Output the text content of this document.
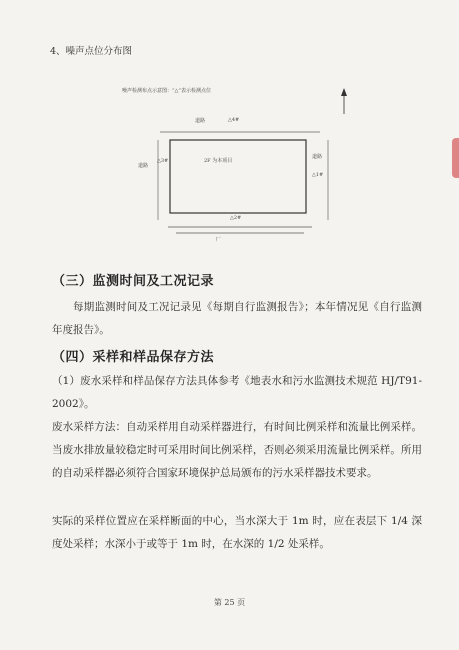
4、噪声点位分布图
噪声检测布点示意图：“△”表示检测点位
道路	△4#
道路
△3#	2F 为本项目
道路
△1#
△2#
厂
（三）监测时间及工况记录
每期监测时间及工况记录见《每期自行监测报告》；本年情况见《自行监测年度报告》。
（四）采样和样品保存方法
（1）废水采样和样品保存方法具体参考《地表水和污水监测技术规范 HJ/T91-2002》。
废水采样方法：自动采样用自动采样器进行，有时间比例采样和流量比例采样。当废水排放量较稳定时可采用时间比例采样，否则必须采用流量比例采样。所用的自动采样器必须符合国家环境保护总局颁布的污水采样器技术要求。
实际的采样位置应在采样断面的中心，当水深大于 1m 时，应在表层下 1/4 深度处采样；水深小于或等于 1m 时，在水深的 1/2 处采样。
第 25 页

_ _ _ _

Repeat each entry exactly as given; no pictures belong in the copy.

> Solved problem
Output the text content of this document.
4、噪声点位分布图
噪声检测布点示意图：“△”表示检测点位
道路	△4#
道路
△3#	2F 为本项目
道路
△1#
△2#
厂
（三）监测时间及工况记录
每期监测时间及工况记录见《每期自行监测报告》；本年情况见《自行监测年度报告》。
（四）采样和样品保存方法
（1）废水采样和样品保存方法具体参考《地表水和污水监测技术规范 HJ/T91-2002》。
废水采样方法：自动采样用自动采样器进行，有时间比例采样和流量比例采样。当废水排放量较稳定时可采用时间比例采样，否则必须采用流量比例采样。所用的自动采样器必须符合国家环境保护总局颁布的污水采样器技术要求。
实际的采样位置应在采样断面的中心，当水深大于 1m 时，应在表层下 1/4 深度处采样；水深小于或等于 1m 时，在水深的 1/2 处采样。
第 25 页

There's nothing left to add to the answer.